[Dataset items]
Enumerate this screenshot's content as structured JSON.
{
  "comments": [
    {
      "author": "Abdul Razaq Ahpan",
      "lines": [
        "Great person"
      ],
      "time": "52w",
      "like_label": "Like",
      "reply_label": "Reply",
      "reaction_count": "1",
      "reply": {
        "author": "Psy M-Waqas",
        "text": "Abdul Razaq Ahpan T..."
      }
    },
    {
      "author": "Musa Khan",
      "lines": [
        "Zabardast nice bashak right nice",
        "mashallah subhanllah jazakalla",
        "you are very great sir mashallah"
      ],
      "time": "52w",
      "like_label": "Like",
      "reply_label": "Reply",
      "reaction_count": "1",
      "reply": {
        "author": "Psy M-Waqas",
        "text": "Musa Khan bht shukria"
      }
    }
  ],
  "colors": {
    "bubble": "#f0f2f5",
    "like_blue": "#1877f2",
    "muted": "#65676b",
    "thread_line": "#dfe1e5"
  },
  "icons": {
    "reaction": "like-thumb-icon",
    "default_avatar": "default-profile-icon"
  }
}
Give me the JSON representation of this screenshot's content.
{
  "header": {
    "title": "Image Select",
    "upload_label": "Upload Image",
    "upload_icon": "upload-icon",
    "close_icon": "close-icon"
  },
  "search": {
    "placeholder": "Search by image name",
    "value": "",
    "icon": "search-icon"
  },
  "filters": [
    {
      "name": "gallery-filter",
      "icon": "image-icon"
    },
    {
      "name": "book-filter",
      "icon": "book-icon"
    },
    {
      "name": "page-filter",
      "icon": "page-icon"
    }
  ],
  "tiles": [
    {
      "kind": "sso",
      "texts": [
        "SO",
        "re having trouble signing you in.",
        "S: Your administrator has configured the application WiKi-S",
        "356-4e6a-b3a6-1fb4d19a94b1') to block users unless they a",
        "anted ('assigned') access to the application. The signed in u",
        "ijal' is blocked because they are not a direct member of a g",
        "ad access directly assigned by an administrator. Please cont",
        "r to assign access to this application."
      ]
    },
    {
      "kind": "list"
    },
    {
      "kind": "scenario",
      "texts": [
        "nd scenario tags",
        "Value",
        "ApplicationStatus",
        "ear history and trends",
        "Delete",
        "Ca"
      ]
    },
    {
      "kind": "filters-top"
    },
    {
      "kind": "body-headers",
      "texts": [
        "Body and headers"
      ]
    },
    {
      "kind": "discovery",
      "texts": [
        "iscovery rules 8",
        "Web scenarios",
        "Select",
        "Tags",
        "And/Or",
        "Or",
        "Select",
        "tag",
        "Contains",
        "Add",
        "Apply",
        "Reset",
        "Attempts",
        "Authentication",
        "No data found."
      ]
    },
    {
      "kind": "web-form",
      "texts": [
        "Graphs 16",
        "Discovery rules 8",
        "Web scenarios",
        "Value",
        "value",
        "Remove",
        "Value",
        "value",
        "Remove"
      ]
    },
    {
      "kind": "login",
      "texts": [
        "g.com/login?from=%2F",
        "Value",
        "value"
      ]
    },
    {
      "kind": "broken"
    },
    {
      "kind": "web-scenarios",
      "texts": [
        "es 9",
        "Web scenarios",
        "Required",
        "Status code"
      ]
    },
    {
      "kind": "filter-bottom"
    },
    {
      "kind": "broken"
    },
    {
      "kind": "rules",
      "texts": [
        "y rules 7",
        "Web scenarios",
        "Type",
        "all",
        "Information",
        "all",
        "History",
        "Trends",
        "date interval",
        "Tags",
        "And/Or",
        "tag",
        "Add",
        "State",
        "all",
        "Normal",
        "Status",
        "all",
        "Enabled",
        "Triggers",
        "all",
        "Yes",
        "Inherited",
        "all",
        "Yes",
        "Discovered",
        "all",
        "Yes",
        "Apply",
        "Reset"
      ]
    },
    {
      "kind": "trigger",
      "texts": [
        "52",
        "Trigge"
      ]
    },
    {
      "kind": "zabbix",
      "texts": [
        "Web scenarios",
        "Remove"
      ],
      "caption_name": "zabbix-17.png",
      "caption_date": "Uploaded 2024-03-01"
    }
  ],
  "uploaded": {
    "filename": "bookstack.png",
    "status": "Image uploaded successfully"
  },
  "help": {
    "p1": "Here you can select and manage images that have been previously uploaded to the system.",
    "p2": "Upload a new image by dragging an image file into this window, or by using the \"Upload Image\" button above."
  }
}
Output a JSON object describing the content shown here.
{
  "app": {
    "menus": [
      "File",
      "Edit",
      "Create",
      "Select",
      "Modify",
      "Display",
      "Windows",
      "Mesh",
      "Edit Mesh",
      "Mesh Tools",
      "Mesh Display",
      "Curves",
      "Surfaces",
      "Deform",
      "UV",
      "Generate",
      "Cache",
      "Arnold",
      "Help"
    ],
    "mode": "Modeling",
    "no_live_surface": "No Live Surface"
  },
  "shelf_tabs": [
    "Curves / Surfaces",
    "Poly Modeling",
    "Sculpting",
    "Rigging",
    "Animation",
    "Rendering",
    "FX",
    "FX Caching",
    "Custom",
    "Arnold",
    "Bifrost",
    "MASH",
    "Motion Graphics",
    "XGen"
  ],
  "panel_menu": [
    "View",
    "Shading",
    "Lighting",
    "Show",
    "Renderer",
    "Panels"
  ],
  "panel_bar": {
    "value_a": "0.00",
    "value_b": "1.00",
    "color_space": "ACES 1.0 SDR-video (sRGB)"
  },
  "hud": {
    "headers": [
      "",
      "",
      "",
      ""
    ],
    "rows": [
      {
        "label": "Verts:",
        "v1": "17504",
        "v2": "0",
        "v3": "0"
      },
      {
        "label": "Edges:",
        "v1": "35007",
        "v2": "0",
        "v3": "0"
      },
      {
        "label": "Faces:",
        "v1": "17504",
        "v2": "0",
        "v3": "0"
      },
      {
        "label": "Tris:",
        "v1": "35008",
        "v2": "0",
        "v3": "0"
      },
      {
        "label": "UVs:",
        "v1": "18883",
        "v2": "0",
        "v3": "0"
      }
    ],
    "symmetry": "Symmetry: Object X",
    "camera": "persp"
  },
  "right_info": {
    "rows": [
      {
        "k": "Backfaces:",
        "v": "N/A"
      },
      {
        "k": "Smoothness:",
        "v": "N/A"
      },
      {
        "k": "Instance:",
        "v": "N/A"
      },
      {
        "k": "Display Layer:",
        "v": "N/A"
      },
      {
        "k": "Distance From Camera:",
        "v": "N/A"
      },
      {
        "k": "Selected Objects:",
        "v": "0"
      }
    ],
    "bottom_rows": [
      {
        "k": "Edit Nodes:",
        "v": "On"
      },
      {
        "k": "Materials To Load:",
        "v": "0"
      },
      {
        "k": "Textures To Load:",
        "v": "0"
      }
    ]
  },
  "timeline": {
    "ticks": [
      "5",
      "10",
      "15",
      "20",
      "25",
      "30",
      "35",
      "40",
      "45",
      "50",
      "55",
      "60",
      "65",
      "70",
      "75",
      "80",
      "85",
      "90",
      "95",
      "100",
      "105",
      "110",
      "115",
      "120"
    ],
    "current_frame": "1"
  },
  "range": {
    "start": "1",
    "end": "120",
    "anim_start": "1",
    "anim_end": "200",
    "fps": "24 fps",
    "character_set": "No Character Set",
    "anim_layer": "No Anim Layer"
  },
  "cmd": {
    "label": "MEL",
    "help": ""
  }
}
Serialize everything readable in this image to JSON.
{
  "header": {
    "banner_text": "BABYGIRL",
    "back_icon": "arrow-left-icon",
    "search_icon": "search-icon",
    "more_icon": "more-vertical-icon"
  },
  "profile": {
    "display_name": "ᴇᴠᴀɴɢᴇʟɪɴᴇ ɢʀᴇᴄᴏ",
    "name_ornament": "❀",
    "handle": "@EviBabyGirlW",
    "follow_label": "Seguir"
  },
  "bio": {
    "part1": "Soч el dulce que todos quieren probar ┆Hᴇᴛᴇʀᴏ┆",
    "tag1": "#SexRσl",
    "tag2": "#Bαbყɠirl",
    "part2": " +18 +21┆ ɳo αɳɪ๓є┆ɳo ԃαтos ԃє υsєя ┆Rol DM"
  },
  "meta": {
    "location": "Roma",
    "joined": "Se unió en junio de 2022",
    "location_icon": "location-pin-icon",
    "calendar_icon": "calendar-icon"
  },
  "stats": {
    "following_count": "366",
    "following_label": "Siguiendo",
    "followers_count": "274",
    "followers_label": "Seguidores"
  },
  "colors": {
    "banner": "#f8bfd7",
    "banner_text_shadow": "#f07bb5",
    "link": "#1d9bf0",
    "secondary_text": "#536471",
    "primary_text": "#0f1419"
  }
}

What to do — Copy out all lines from the material above that contain the string "JSON".

Response to the exercise —
Enumerate this screenshot's content as structured JSON.
Give me the JSON representation of this screenshot's content.
Output a JSON object describing the content shown here.
Serialize everything readable in this image to JSON.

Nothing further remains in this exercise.